— WHAT IS EXPECTED —
Every record below is to be retyped exactly.

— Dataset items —
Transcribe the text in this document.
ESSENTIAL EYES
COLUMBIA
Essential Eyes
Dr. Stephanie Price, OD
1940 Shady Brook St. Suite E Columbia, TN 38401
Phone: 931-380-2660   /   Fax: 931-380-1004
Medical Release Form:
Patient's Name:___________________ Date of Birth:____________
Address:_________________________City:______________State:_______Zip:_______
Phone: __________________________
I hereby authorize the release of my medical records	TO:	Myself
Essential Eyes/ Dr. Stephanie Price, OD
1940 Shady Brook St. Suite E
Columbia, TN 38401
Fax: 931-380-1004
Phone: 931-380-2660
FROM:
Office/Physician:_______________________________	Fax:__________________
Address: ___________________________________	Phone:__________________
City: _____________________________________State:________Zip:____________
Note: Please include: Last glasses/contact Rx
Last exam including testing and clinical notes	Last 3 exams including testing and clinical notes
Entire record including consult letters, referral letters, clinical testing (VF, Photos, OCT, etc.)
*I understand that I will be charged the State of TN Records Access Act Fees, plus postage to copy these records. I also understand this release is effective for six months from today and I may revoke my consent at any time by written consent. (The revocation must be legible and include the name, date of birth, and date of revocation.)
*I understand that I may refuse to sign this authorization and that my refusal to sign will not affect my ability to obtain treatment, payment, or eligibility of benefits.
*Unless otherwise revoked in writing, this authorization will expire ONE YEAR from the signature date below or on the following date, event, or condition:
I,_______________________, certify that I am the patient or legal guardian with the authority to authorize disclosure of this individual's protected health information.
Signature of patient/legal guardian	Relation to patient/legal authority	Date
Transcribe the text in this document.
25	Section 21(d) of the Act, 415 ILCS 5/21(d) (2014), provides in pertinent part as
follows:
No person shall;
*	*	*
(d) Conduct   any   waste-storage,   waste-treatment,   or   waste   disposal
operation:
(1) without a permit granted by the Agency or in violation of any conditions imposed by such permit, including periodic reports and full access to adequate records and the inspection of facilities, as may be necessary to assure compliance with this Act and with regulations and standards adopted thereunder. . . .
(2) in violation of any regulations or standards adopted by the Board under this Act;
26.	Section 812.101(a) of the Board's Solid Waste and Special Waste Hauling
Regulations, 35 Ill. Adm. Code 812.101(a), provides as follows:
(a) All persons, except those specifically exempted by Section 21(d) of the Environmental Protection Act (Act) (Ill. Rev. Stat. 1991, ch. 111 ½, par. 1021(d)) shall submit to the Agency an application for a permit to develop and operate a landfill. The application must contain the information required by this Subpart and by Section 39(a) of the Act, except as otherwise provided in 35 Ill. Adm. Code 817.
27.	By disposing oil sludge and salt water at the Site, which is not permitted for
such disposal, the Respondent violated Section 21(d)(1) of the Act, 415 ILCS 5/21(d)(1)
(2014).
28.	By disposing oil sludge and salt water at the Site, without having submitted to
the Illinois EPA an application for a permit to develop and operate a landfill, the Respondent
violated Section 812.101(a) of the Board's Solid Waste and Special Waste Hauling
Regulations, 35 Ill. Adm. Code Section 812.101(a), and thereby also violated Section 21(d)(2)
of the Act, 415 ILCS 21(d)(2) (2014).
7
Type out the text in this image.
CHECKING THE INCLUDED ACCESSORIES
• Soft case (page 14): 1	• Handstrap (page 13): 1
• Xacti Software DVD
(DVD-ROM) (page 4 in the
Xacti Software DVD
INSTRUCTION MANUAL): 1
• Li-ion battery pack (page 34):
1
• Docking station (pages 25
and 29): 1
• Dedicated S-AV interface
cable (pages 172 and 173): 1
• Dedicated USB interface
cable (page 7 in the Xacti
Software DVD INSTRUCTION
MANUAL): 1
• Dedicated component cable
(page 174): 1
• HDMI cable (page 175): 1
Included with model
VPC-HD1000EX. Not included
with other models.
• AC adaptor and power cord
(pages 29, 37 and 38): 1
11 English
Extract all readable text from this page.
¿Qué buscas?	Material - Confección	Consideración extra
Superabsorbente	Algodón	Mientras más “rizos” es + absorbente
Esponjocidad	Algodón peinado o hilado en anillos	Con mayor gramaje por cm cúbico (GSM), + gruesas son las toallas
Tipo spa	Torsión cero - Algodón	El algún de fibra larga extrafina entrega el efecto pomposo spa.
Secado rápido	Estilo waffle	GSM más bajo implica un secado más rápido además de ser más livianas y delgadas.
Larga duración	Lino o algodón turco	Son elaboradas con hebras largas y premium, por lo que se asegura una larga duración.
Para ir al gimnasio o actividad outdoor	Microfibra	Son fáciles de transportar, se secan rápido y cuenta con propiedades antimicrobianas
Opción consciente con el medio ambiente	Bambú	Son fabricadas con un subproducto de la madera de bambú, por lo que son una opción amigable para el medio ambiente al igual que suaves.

— RESULT FOR THIS TASK —
Transcribe the text in this document.
ESSENTIAL EYES
COLUMBIA
Essential Eyes
Dr. Stephanie Price, OD
1940 Shady Brook St. Suite E Columbia, TN 38401
Phone: 931-380-2660   /   Fax: 931-380-1004
Medical Release Form:
Patient's Name:___________________ Date of Birth:____________
Address:_________________________City:______________State:_______Zip:_______
Phone: __________________________
I hereby authorize the release of my medical records	TO:	Myself
Essential Eyes/ Dr. Stephanie Price, OD
1940 Shady Brook St. Suite E
Columbia, TN 38401
Fax: 931-380-1004
Phone: 931-380-2660
FROM:
Office/Physician:_______________________________	Fax:__________________
Address: ___________________________________	Phone:__________________
City: _____________________________________State:________Zip:____________
Note: Please include: Last glasses/contact Rx
Last exam including testing and clinical notes	Last 3 exams including testing and clinical notes
Entire record including consult letters, referral letters, clinical testing (VF, Photos, OCT, etc.)
*I understand that I will be charged the State of TN Records Access Act Fees, plus postage to copy these records. I also understand this release is effective for six months from today and I may revoke my consent at any time by written consent. (The revocation must be legible and include the name, date of birth, and date of revocation.)
*I understand that I may refuse to sign this authorization and that my refusal to sign will not affect my ability to obtain treatment, payment, or eligibility of benefits.
*Unless otherwise revoked in writing, this authorization will expire ONE YEAR from the signature date below or on the following date, event, or condition:
I,_______________________, certify that I am the patient or legal guardian with the authority to authorize disclosure of this individual's protected health information.
Signature of patient/legal guardian	Relation to patient/legal authority	Date
Transcribe the text in this document.
25	Section 21(d) of the Act, 415 ILCS 5/21(d) (2014), provides in pertinent part as
follows:
No person shall;
*	*	*
(d) Conduct   any   waste-storage,   waste-treatment,   or   waste   disposal
operation:
(1) without a permit granted by the Agency or in violation of any conditions imposed by such permit, including periodic reports and full access to adequate records and the inspection of facilities, as may be necessary to assure compliance with this Act and with regulations and standards adopted thereunder. . . .
(2) in violation of any regulations or standards adopted by the Board under this Act;
26.	Section 812.101(a) of the Board's Solid Waste and Special Waste Hauling
Regulations, 35 Ill. Adm. Code 812.101(a), provides as follows:
(a) All persons, except those specifically exempted by Section 21(d) of the Environmental Protection Act (Act) (Ill. Rev. Stat. 1991, ch. 111 ½, par. 1021(d)) shall submit to the Agency an application for a permit to develop and operate a landfill. The application must contain the information required by this Subpart and by Section 39(a) of the Act, except as otherwise provided in 35 Ill. Adm. Code 817.
27.	By disposing oil sludge and salt water at the Site, which is not permitted for
such disposal, the Respondent violated Section 21(d)(1) of the Act, 415 ILCS 5/21(d)(1)
(2014).
28.	By disposing oil sludge and salt water at the Site, without having submitted to
the Illinois EPA an application for a permit to develop and operate a landfill, the Respondent
violated Section 812.101(a) of the Board's Solid Waste and Special Waste Hauling
Regulations, 35 Ill. Adm. Code Section 812.101(a), and thereby also violated Section 21(d)(2)
of the Act, 415 ILCS 21(d)(2) (2014).
7
Type out the text in this image.
CHECKING THE INCLUDED ACCESSORIES
• Soft case (page 14): 1	• Handstrap (page 13): 1
• Xacti Software DVD
(DVD-ROM) (page 4 in the
Xacti Software DVD
INSTRUCTION MANUAL): 1
• Li-ion battery pack (page 34):
1
• Docking station (pages 25
and 29): 1
• Dedicated S-AV interface
cable (pages 172 and 173): 1
• Dedicated USB interface
cable (page 7 in the Xacti
Software DVD INSTRUCTION
MANUAL): 1
• Dedicated component cable
(page 174): 1
• HDMI cable (page 175): 1
Included with model
VPC-HD1000EX. Not included
with other models.
• AC adaptor and power cord
(pages 29, 37 and 38): 1
11 English
Extract all readable text from this page.
¿Qué buscas?	Material - Confección	Consideración extra
Superabsorbente	Algodón	Mientras más “rizos” es + absorbente
Esponjocidad	Algodón peinado o hilado en anillos	Con mayor gramaje por cm cúbico (GSM), + gruesas son las toallas
Tipo spa	Torsión cero - Algodón	El algún de fibra larga extrafina entrega el efecto pomposo spa.
Secado rápido	Estilo waffle	GSM más bajo implica un secado más rápido además de ser más livianas y delgadas.
Larga duración	Lino o algodón turco	Son elaboradas con hebras largas y premium, por lo que se asegura una larga duración.
Para ir al gimnasio o actividad outdoor	Microfibra	Son fáciles de transportar, se secan rápido y cuenta con propiedades antimicrobianas
Opción consciente con el medio ambiente	Bambú	Son fabricadas con un subproducto de la madera de bambú, por lo que son una opción amigable para el medio ambiente al igual que suaves.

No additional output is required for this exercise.